Exercise requirements:
All of the data should be repeated exactly; pictures are not part of the copy.

[begin Provided records]

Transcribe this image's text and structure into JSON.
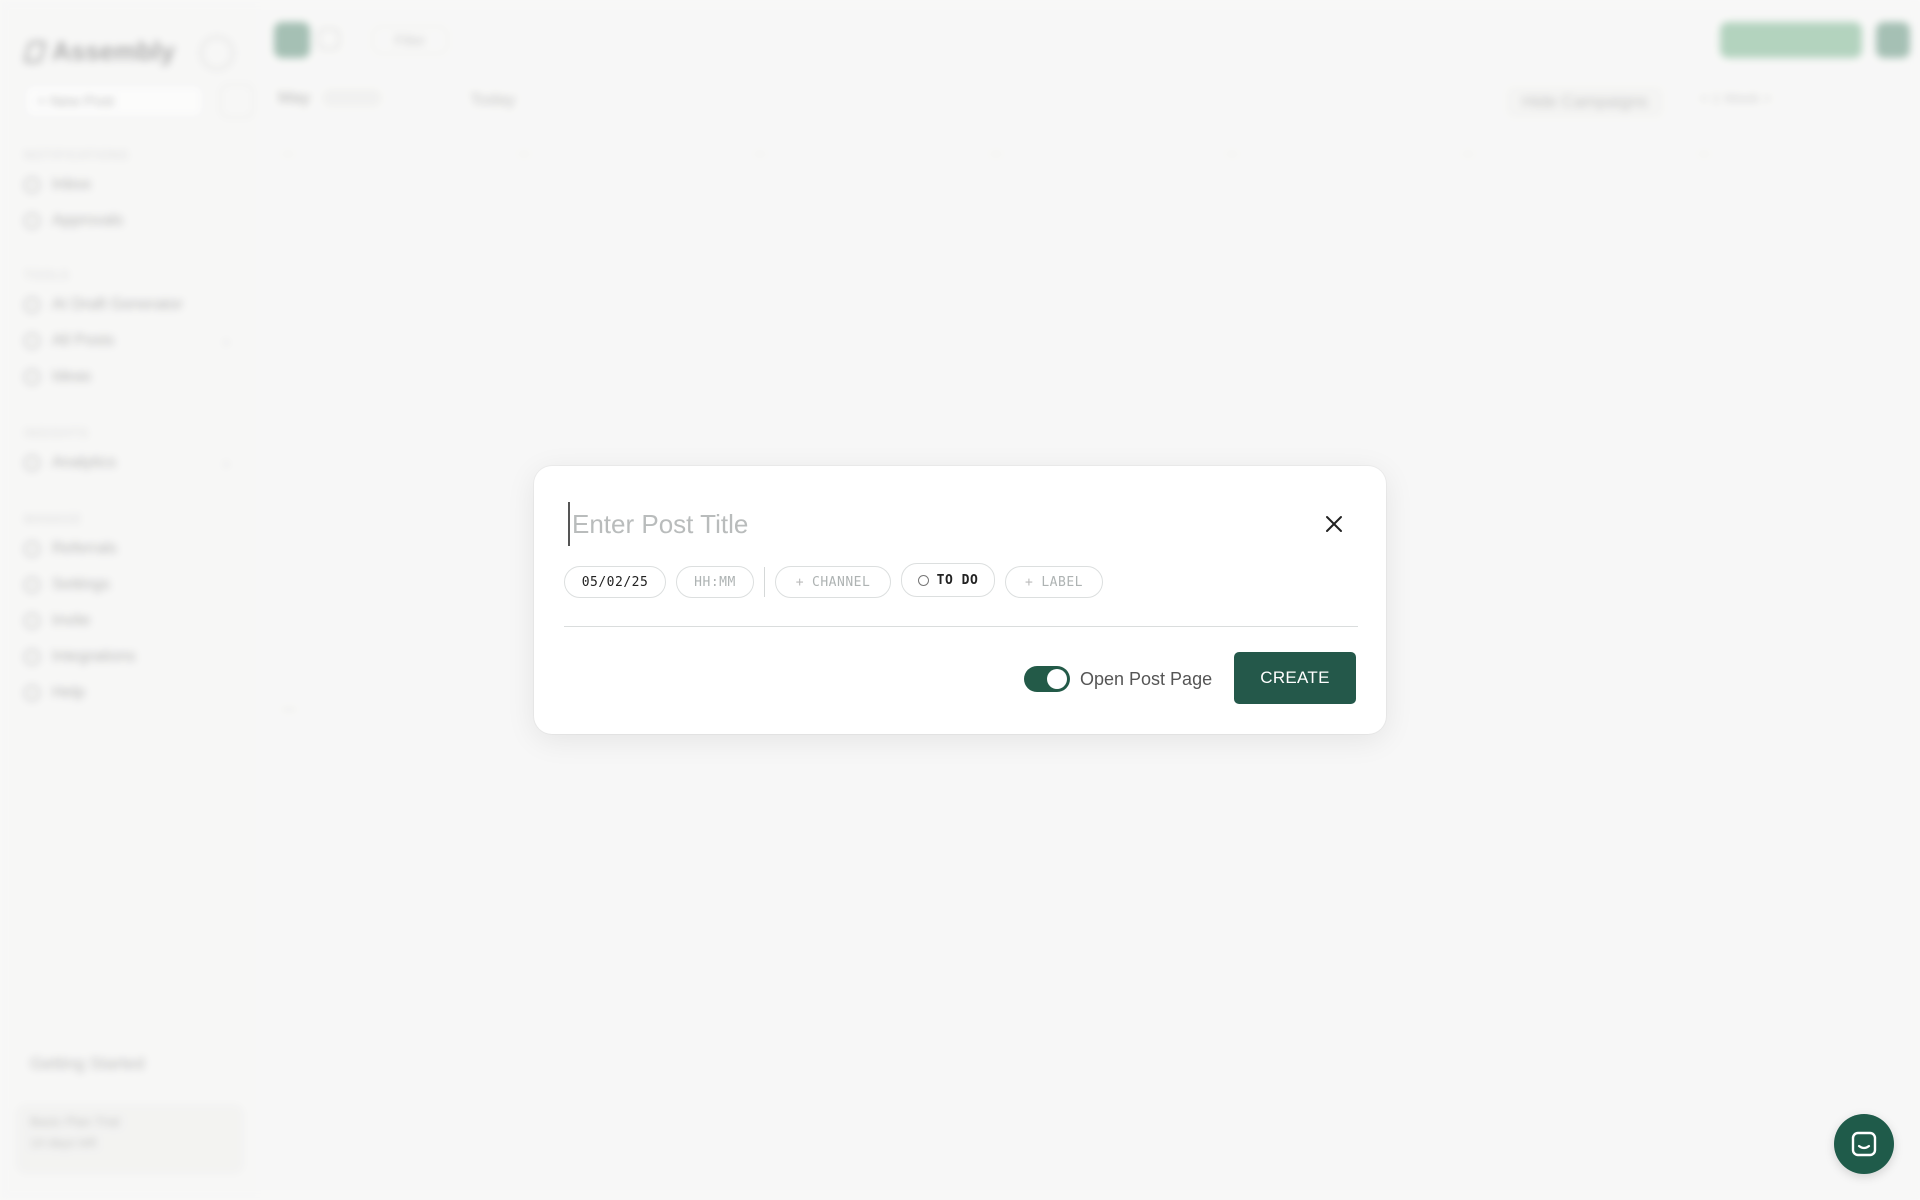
{
  "background": {
    "brand_name": "Assembly",
    "new_post_label": "+ New Post",
    "sections": {
      "inbox": "Notifications",
      "tools": "Tools",
      "insights": "Insights",
      "manage": "Manage"
    },
    "nav_items": {
      "inbox": "Inbox",
      "approvals": "Approvals",
      "ai_draft": "AI Draft Generator",
      "all_posts": "All Posts",
      "ideas": "Ideas",
      "analytics": "Analytics",
      "referrals": "Referrals",
      "settings": "Settings",
      "invite": "Invite",
      "integrations": "Integrations",
      "help": "Help"
    },
    "getting_started": "Getting Started",
    "plan_title": "Basic Plan Trial",
    "plan_subtitle": "14 days left",
    "filter_label": "Filter",
    "month_label": "May",
    "today_label": "Today",
    "hide_campaigns_label": "Hide Campaigns",
    "week_control": "< 1 Week >"
  },
  "modal": {
    "title_placeholder": "Enter Post Title",
    "title_value": "",
    "date_value": "05/02/25",
    "time_placeholder": "HH:MM",
    "channel_label": "CHANNEL",
    "status_label": "TO DO",
    "label_label": "LABEL",
    "toggle_label": "Open Post Page",
    "toggle_on": true,
    "create_label": "CREATE"
  },
  "colors": {
    "primary": "#24584a",
    "accent_green": "#4f9c6c",
    "chip_border": "#dcdfdf"
  },
  "icons": {
    "close": "close-icon",
    "chat": "chat-icon",
    "plus": "plus-icon",
    "status_circle": "circle-icon"
  }
}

[end Provided records]

Result of this exercise:
Transcribe this image's text and structure into JSON.
{
  "background": {
    "brand_name": "Assembly",
    "new_post_label": "+ New Post",
    "sections": {
      "inbox": "Notifications",
      "tools": "Tools",
      "insights": "Insights",
      "manage": "Manage"
    },
    "nav_items": {
      "inbox": "Inbox",
      "approvals": "Approvals",
      "ai_draft": "AI Draft Generator",
      "all_posts": "All Posts",
      "ideas": "Ideas",
      "analytics": "Analytics",
      "referrals": "Referrals",
      "settings": "Settings",
      "invite": "Invite",
      "integrations": "Integrations",
      "help": "Help"
    },
    "getting_started": "Getting Started",
    "plan_title": "Basic Plan Trial",
    "plan_subtitle": "14 days left",
    "filter_label": "Filter",
    "month_label": "May",
    "today_label": "Today",
    "hide_campaigns_label": "Hide Campaigns",
    "week_control": "< 1 Week >"
  },
  "modal": {
    "title_placeholder": "Enter Post Title",
    "title_value": "",
    "date_value": "05/02/25",
    "time_placeholder": "HH:MM",
    "channel_label": "CHANNEL",
    "status_label": "TO DO",
    "label_label": "LABEL",
    "toggle_label": "Open Post Page",
    "toggle_on": true,
    "create_label": "CREATE"
  },
  "colors": {
    "primary": "#24584a",
    "accent_green": "#4f9c6c",
    "chip_border": "#dcdfdf"
  },
  "icons": {
    "close": "close-icon",
    "chat": "chat-icon",
    "plus": "plus-icon",
    "status_circle": "circle-icon"
  }
}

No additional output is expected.